[WORK TO COMPLETE] Will you extract the entries word for word? Images should not appear in the copy.

[ENTRIES SUPPLIED]

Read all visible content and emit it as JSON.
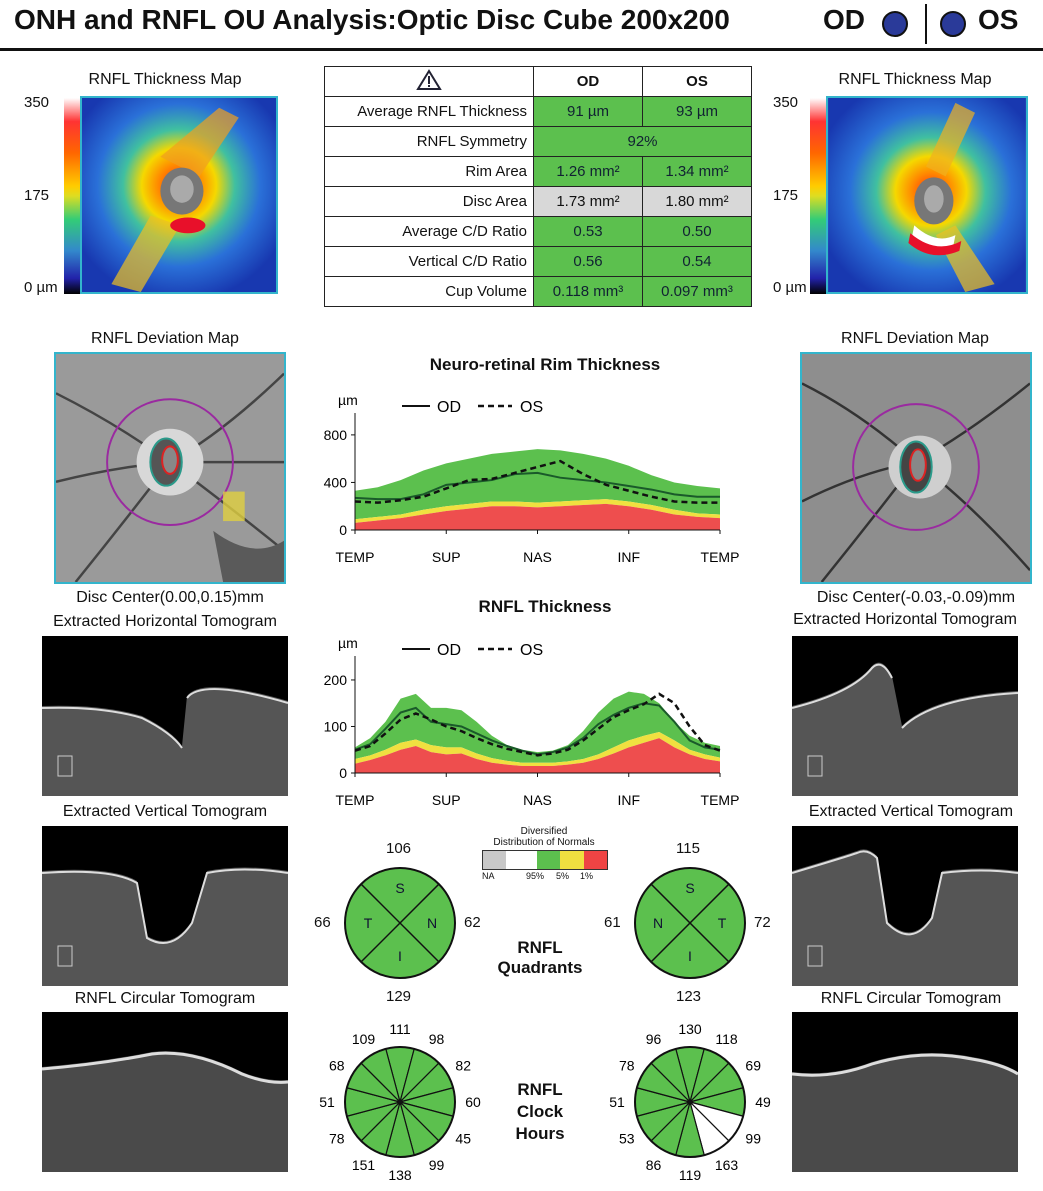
{
  "header": {
    "title": "ONH and RNFL OU Analysis:Optic Disc Cube 200x200",
    "od_label": "OD",
    "os_label": "OS"
  },
  "od": {
    "thickness_map_title": "RNFL Thickness Map",
    "scale_labels": [
      "350",
      "175",
      "0 µm"
    ],
    "deviation_map_title": "RNFL Deviation Map",
    "disc_center": "Disc Center(0.00,0.15)mm",
    "horizontal_tomogram_title": "Extracted Horizontal Tomogram",
    "vertical_tomogram_title": "Extracted Vertical Tomogram",
    "circular_tomogram_title": "RNFL Circular Tomogram"
  },
  "os": {
    "thickness_map_title": "RNFL Thickness Map",
    "scale_labels": [
      "350",
      "175",
      "0 µm"
    ],
    "deviation_map_title": "RNFL Deviation Map",
    "disc_center": "Disc Center(-0.03,-0.09)mm",
    "horizontal_tomogram_title": "Extracted Horizontal Tomogram",
    "vertical_tomogram_title": "Extracted Vertical Tomogram",
    "circular_tomogram_title": "RNFL Circular Tomogram"
  },
  "table": {
    "warning_icon": "warning-triangle-icon",
    "col_od": "OD",
    "col_os": "OS",
    "rows": [
      {
        "label": "Average RNFL Thickness",
        "od": "91 µm",
        "os": "93 µm"
      },
      {
        "label": "RNFL Symmetry",
        "both": "92%"
      },
      {
        "label": "Rim Area",
        "od": "1.26 mm²",
        "os": "1.34 mm²"
      },
      {
        "label": "Disc Area",
        "od": "1.73 mm²",
        "os": "1.80 mm²"
      },
      {
        "label": "Average C/D Ratio",
        "od": "0.53",
        "os": "0.50"
      },
      {
        "label": "Vertical C/D Ratio",
        "od": "0.56",
        "os": "0.54"
      },
      {
        "label": "Cup Volume",
        "od": "0.118 mm³",
        "os": "0.097 mm³"
      }
    ]
  },
  "legend": {
    "od": "OD",
    "os": "OS"
  },
  "normals_legend": {
    "title_line1": "Diversified",
    "title_line2": "Distribution of Normals",
    "labels": [
      "NA",
      "95%",
      "5%",
      "1%"
    ],
    "colors": [
      "#c8c8c8",
      "#ffffff",
      "#5cc04e",
      "#f0e040",
      "#ee4444"
    ]
  },
  "quadrant_label": [
    "RNFL",
    "Quadrants"
  ],
  "clock_label": [
    "RNFL",
    "Clock",
    "Hours"
  ],
  "chart_data": [
    {
      "type": "area",
      "title": "Neuro-retinal Rim Thickness",
      "ylabel": "µm",
      "categories": [
        "TEMP",
        "SUP",
        "NAS",
        "INF",
        "TEMP"
      ],
      "yticks": [
        0,
        400,
        800
      ],
      "ylim": [
        0,
        900
      ],
      "x": [
        0,
        1,
        2,
        3,
        4,
        5,
        6,
        7,
        8,
        9,
        10,
        11,
        12,
        13,
        14,
        15,
        16
      ],
      "normal_bands": {
        "red_upper": [
          60,
          80,
          100,
          130,
          160,
          180,
          200,
          200,
          190,
          200,
          210,
          220,
          200,
          170,
          130,
          110,
          100
        ],
        "yellow_upper": [
          90,
          110,
          130,
          170,
          200,
          220,
          240,
          240,
          230,
          240,
          250,
          260,
          240,
          210,
          170,
          140,
          130
        ],
        "green_upper": [
          330,
          360,
          420,
          500,
          560,
          600,
          640,
          660,
          680,
          670,
          640,
          600,
          540,
          460,
          400,
          370,
          350
        ]
      },
      "series": [
        {
          "name": "OD",
          "style": "solid",
          "values": [
            270,
            260,
            260,
            300,
            380,
            400,
            420,
            470,
            480,
            440,
            420,
            400,
            370,
            340,
            300,
            280,
            280
          ]
        },
        {
          "name": "OS",
          "style": "dashed",
          "values": [
            240,
            230,
            250,
            280,
            350,
            420,
            430,
            480,
            530,
            580,
            470,
            380,
            330,
            280,
            240,
            230,
            230
          ]
        }
      ]
    },
    {
      "type": "area",
      "title": "RNFL Thickness",
      "ylabel": "µm",
      "categories": [
        "TEMP",
        "SUP",
        "NAS",
        "INF",
        "TEMP"
      ],
      "yticks": [
        0,
        100,
        200
      ],
      "ylim": [
        0,
        230
      ],
      "x": [
        0,
        1,
        2,
        3,
        4,
        5,
        6,
        7,
        8,
        9,
        10,
        11,
        12,
        13,
        14,
        15,
        16,
        17,
        18,
        19,
        20,
        21,
        22,
        23,
        24
      ],
      "normal_bands": {
        "red_upper": [
          20,
          28,
          38,
          50,
          58,
          45,
          40,
          42,
          30,
          22,
          18,
          15,
          15,
          15,
          18,
          22,
          30,
          42,
          55,
          65,
          75,
          55,
          40,
          30,
          25
        ],
        "yellow_upper": [
          30,
          38,
          50,
          65,
          72,
          60,
          55,
          55,
          42,
          32,
          26,
          22,
          22,
          22,
          25,
          30,
          40,
          55,
          70,
          80,
          88,
          70,
          50,
          40,
          33
        ],
        "green_upper": [
          55,
          75,
          110,
          160,
          170,
          140,
          140,
          135,
          110,
          80,
          60,
          50,
          45,
          48,
          60,
          90,
          130,
          160,
          175,
          170,
          150,
          110,
          80,
          65,
          58
        ]
      },
      "series": [
        {
          "name": "OD",
          "style": "solid",
          "values": [
            50,
            62,
            95,
            130,
            140,
            110,
            105,
            100,
            85,
            70,
            58,
            48,
            40,
            45,
            55,
            75,
            105,
            125,
            140,
            150,
            145,
            110,
            70,
            55,
            50
          ]
        },
        {
          "name": "OS",
          "style": "dashed",
          "values": [
            48,
            58,
            85,
            115,
            128,
            115,
            100,
            90,
            75,
            62,
            52,
            45,
            38,
            42,
            50,
            70,
            95,
            120,
            135,
            148,
            170,
            150,
            100,
            60,
            48
          ]
        }
      ]
    }
  ],
  "quadrants": {
    "od": {
      "S": "106",
      "T": "66",
      "N": "62",
      "I": "129",
      "letters": [
        "S",
        "T",
        "N",
        "I"
      ]
    },
    "os": {
      "S": "115",
      "N": "61",
      "T": "72",
      "I": "123",
      "letters": [
        "S",
        "N",
        "T",
        "I"
      ]
    }
  },
  "clock_hours": {
    "od": [
      "111",
      "98",
      "82",
      "60",
      "45",
      "99",
      "138",
      "151",
      "78",
      "51",
      "68",
      "109"
    ],
    "os": [
      "130",
      "118",
      "69",
      "49",
      "99",
      "163",
      "119",
      "86",
      "53",
      "51",
      "78",
      "96"
    ],
    "os_white_segments": [
      4,
      5
    ]
  }
}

[TASK SOLUTION]
Read all visible content and emit it as JSON.
{
  "header": {
    "title": "ONH and RNFL OU Analysis:Optic Disc Cube 200x200",
    "od_label": "OD",
    "os_label": "OS"
  },
  "od": {
    "thickness_map_title": "RNFL Thickness Map",
    "scale_labels": [
      "350",
      "175",
      "0 µm"
    ],
    "deviation_map_title": "RNFL Deviation Map",
    "disc_center": "Disc Center(0.00,0.15)mm",
    "horizontal_tomogram_title": "Extracted Horizontal Tomogram",
    "vertical_tomogram_title": "Extracted Vertical Tomogram",
    "circular_tomogram_title": "RNFL Circular Tomogram"
  },
  "os": {
    "thickness_map_title": "RNFL Thickness Map",
    "scale_labels": [
      "350",
      "175",
      "0 µm"
    ],
    "deviation_map_title": "RNFL Deviation Map",
    "disc_center": "Disc Center(-0.03,-0.09)mm",
    "horizontal_tomogram_title": "Extracted Horizontal Tomogram",
    "vertical_tomogram_title": "Extracted Vertical Tomogram",
    "circular_tomogram_title": "RNFL Circular Tomogram"
  },
  "table": {
    "warning_icon": "warning-triangle-icon",
    "col_od": "OD",
    "col_os": "OS",
    "rows": [
      {
        "label": "Average RNFL Thickness",
        "od": "91 µm",
        "os": "93 µm"
      },
      {
        "label": "RNFL Symmetry",
        "both": "92%"
      },
      {
        "label": "Rim Area",
        "od": "1.26 mm²",
        "os": "1.34 mm²"
      },
      {
        "label": "Disc Area",
        "od": "1.73 mm²",
        "os": "1.80 mm²"
      },
      {
        "label": "Average C/D Ratio",
        "od": "0.53",
        "os": "0.50"
      },
      {
        "label": "Vertical C/D Ratio",
        "od": "0.56",
        "os": "0.54"
      },
      {
        "label": "Cup Volume",
        "od": "0.118 mm³",
        "os": "0.097 mm³"
      }
    ]
  },
  "legend": {
    "od": "OD",
    "os": "OS"
  },
  "normals_legend": {
    "title_line1": "Diversified",
    "title_line2": "Distribution of Normals",
    "labels": [
      "NA",
      "95%",
      "5%",
      "1%"
    ],
    "colors": [
      "#c8c8c8",
      "#ffffff",
      "#5cc04e",
      "#f0e040",
      "#ee4444"
    ]
  },
  "quadrant_label": [
    "RNFL",
    "Quadrants"
  ],
  "clock_label": [
    "RNFL",
    "Clock",
    "Hours"
  ],
  "chart_data": [
    {
      "type": "area",
      "title": "Neuro-retinal Rim Thickness",
      "ylabel": "µm",
      "categories": [
        "TEMP",
        "SUP",
        "NAS",
        "INF",
        "TEMP"
      ],
      "yticks": [
        0,
        400,
        800
      ],
      "ylim": [
        0,
        900
      ],
      "x": [
        0,
        1,
        2,
        3,
        4,
        5,
        6,
        7,
        8,
        9,
        10,
        11,
        12,
        13,
        14,
        15,
        16
      ],
      "normal_bands": {
        "red_upper": [
          60,
          80,
          100,
          130,
          160,
          180,
          200,
          200,
          190,
          200,
          210,
          220,
          200,
          170,
          130,
          110,
          100
        ],
        "yellow_upper": [
          90,
          110,
          130,
          170,
          200,
          220,
          240,
          240,
          230,
          240,
          250,
          260,
          240,
          210,
          170,
          140,
          130
        ],
        "green_upper": [
          330,
          360,
          420,
          500,
          560,
          600,
          640,
          660,
          680,
          670,
          640,
          600,
          540,
          460,
          400,
          370,
          350
        ]
      },
      "series": [
        {
          "name": "OD",
          "style": "solid",
          "values": [
            270,
            260,
            260,
            300,
            380,
            400,
            420,
            470,
            480,
            440,
            420,
            400,
            370,
            340,
            300,
            280,
            280
          ]
        },
        {
          "name": "OS",
          "style": "dashed",
          "values": [
            240,
            230,
            250,
            280,
            350,
            420,
            430,
            480,
            530,
            580,
            470,
            380,
            330,
            280,
            240,
            230,
            230
          ]
        }
      ]
    },
    {
      "type": "area",
      "title": "RNFL Thickness",
      "ylabel": "µm",
      "categories": [
        "TEMP",
        "SUP",
        "NAS",
        "INF",
        "TEMP"
      ],
      "yticks": [
        0,
        100,
        200
      ],
      "ylim": [
        0,
        230
      ],
      "x": [
        0,
        1,
        2,
        3,
        4,
        5,
        6,
        7,
        8,
        9,
        10,
        11,
        12,
        13,
        14,
        15,
        16,
        17,
        18,
        19,
        20,
        21,
        22,
        23,
        24
      ],
      "normal_bands": {
        "red_upper": [
          20,
          28,
          38,
          50,
          58,
          45,
          40,
          42,
          30,
          22,
          18,
          15,
          15,
          15,
          18,
          22,
          30,
          42,
          55,
          65,
          75,
          55,
          40,
          30,
          25
        ],
        "yellow_upper": [
          30,
          38,
          50,
          65,
          72,
          60,
          55,
          55,
          42,
          32,
          26,
          22,
          22,
          22,
          25,
          30,
          40,
          55,
          70,
          80,
          88,
          70,
          50,
          40,
          33
        ],
        "green_upper": [
          55,
          75,
          110,
          160,
          170,
          140,
          140,
          135,
          110,
          80,
          60,
          50,
          45,
          48,
          60,
          90,
          130,
          160,
          175,
          170,
          150,
          110,
          80,
          65,
          58
        ]
      },
      "series": [
        {
          "name": "OD",
          "style": "solid",
          "values": [
            50,
            62,
            95,
            130,
            140,
            110,
            105,
            100,
            85,
            70,
            58,
            48,
            40,
            45,
            55,
            75,
            105,
            125,
            140,
            150,
            145,
            110,
            70,
            55,
            50
          ]
        },
        {
          "name": "OS",
          "style": "dashed",
          "values": [
            48,
            58,
            85,
            115,
            128,
            115,
            100,
            90,
            75,
            62,
            52,
            45,
            38,
            42,
            50,
            70,
            95,
            120,
            135,
            148,
            170,
            150,
            100,
            60,
            48
          ]
        }
      ]
    }
  ],
  "quadrants": {
    "od": {
      "S": "106",
      "T": "66",
      "N": "62",
      "I": "129",
      "letters": [
        "S",
        "T",
        "N",
        "I"
      ]
    },
    "os": {
      "S": "115",
      "N": "61",
      "T": "72",
      "I": "123",
      "letters": [
        "S",
        "N",
        "T",
        "I"
      ]
    }
  },
  "clock_hours": {
    "od": [
      "111",
      "98",
      "82",
      "60",
      "45",
      "99",
      "138",
      "151",
      "78",
      "51",
      "68",
      "109"
    ],
    "os": [
      "130",
      "118",
      "69",
      "49",
      "99",
      "163",
      "119",
      "86",
      "53",
      "51",
      "78",
      "96"
    ],
    "os_white_segments": [
      4,
      5
    ]
  }
}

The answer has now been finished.